Pull out every line with the word "tribe" from the entries below.

— Start of DATASET ENTRIES —

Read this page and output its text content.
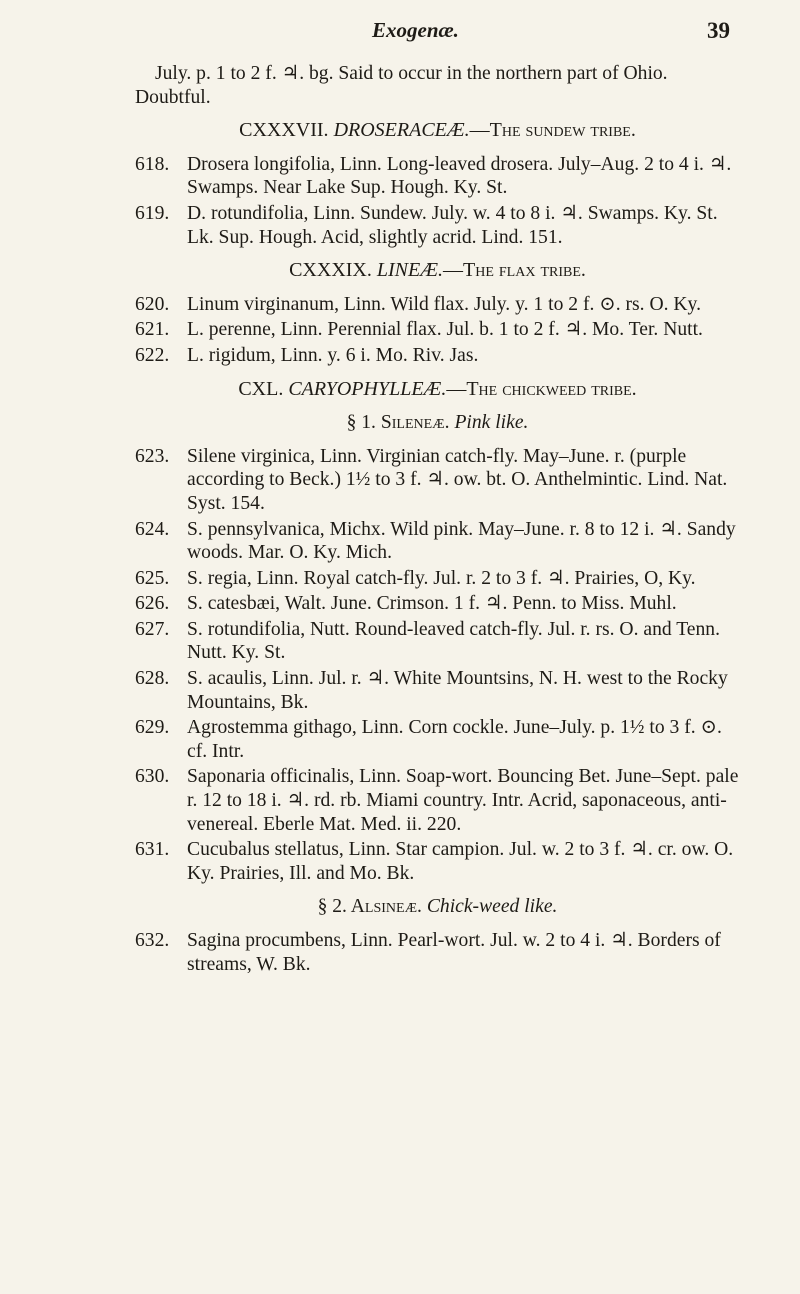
Exogenæ.	39

July. p. 1 to 2 f. ♃. bg. Said to occur in the northern part of Ohio. Doubtful.

CXXXVII. DROSERACEÆ.—The sundew tribe.

618. Drosera longifolia, Linn. Long-leaved drosera. July–Aug. 2 to 4 i. ♃. Swamps. Near Lake Sup. Hough. Ky. St.

619. D. rotundifolia, Linn. Sundew. July. w. 4 to 8 i. ♃. Swamps. Ky. St. Lk. Sup. Hough. Acid, slightly acrid. Lind. 151.

CXXXIX. LINEÆ.—The flax tribe.

620. Linum virginanum, Linn. Wild flax. July. y. 1 to 2 f. ⊙. rs. O. Ky.

621. L. perenne, Linn. Perennial flax. Jul. b. 1 to 2 f. ♃. Mo. Ter. Nutt.

622. L. rigidum, Linn. y. 6 i. Mo. Riv. Jas.

CXL. CARYOPHYLLEÆ.—The chickweed tribe.

§ 1. Sileneæ. Pink like.

623. Silene virginica, Linn. Virginian catch-fly. May–June. r. (purple according to Beck.) 1½ to 3 f. ♃. ow. bt. O. Anthelmintic. Lind. Nat. Syst. 154.

624. S. pennsylvanica, Michx. Wild pink. May–June. r. 8 to 12 i. ♃. Sandy woods. Mar. O. Ky. Mich.

625. S. regia, Linn. Royal catch-fly. Jul. r. 2 to 3 f. ♃. Prairies, O, Ky.

626. S. catesbæi, Walt. June. Crimson. 1 f. ♃. Penn. to Miss. Muhl.

627. S. rotundifolia, Nutt. Round-leaved catch-fly. Jul. r. rs. O. and Tenn. Nutt. Ky. St.

628. S. acaulis, Linn. Jul. r. ♃. White Mountsins, N. H. west to the Rocky Mountains, Bk.

629. Agrostemma githago, Linn. Corn cockle. June–July. p. 1½ to 3 f. ⊙. cf. Intr.

630. Saponaria officinalis, Linn. Soap-wort. Bouncing Bet. June–Sept. pale r. 12 to 18 i. ♃. rd. rb. Miami country. Intr. Acrid, saponaceous, anti-venereal. Eberle Mat. Med. ii. 220.

631. Cucubalus stellatus, Linn. Star campion. Jul. w. 2 to 3 f. ♃. cr. ow. O. Ky. Prairies, Ill. and Mo. Bk.

§ 2. Alsineæ. Chick-weed like.

632. Sagina procumbens, Linn. Pearl-wort. Jul. w. 2 to 4 i. ♃. Borders of streams, W. Bk.
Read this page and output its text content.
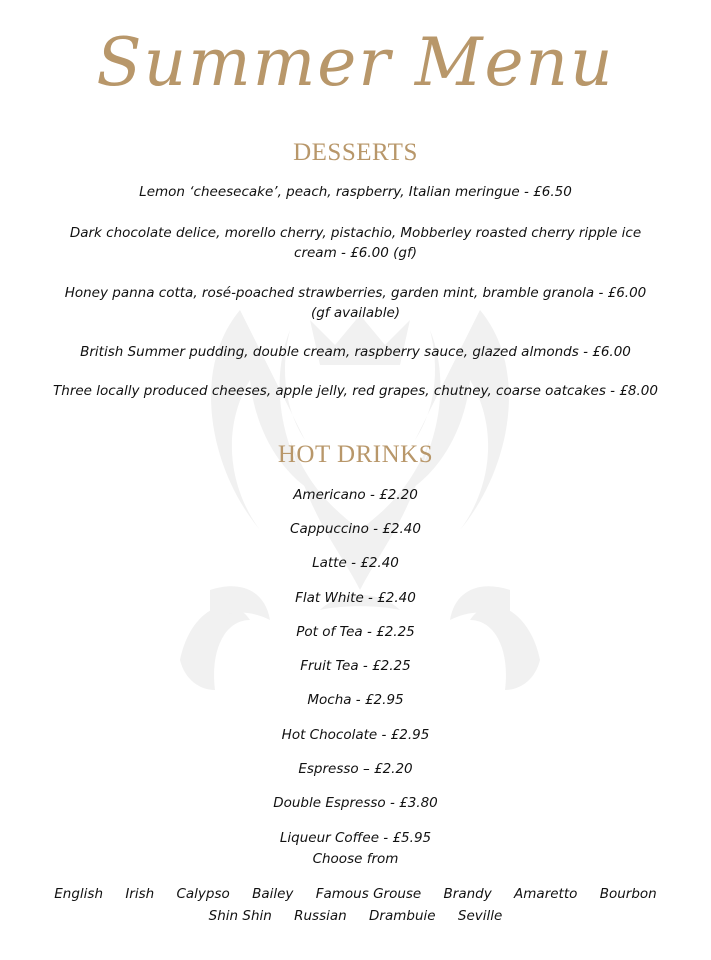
Summer Menu
DESSERTS
Lemon ‘cheesecake’, peach, raspberry, Italian meringue - £6.50
Dark chocolate delice, morello cherry, pistachio, Mobberley roasted cherry ripple ice
cream - £6.00 (gf)
Honey panna cotta, rosé-poached strawberries, garden mint, bramble granola - £6.00
(gf available)
British Summer pudding, double cream, raspberry sauce, glazed almonds - £6.00
Three locally produced cheeses, apple jelly, red grapes, chutney, coarse oatcakes - £8.00
HOT DRINKS
Americano - £2.20
Cappuccino - £2.40
Latte - £2.40
Flat White - £2.40
Pot of Tea - £2.25
Fruit Tea - £2.25
Mocha - £2.95
Hot Chocolate - £2.95
Espresso – £2.20
Double Espresso - £3.80
Liqueur Coffee - £5.95
Choose from
English Irish Calypso Bailey Famous Grouse Brandy Amaretto Bourbon
Shin Shin Russian Drambuie Seville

— End of DATASET ENTRIES —

» RESPONSE FOR THIS EXERCISE
CXXXVII. DROSERACEÆ.—The sundew tribe.
CXXXIX. LINEÆ.—The flax tribe.
CXL. CARYOPHYLLEÆ.—The chickweed tribe.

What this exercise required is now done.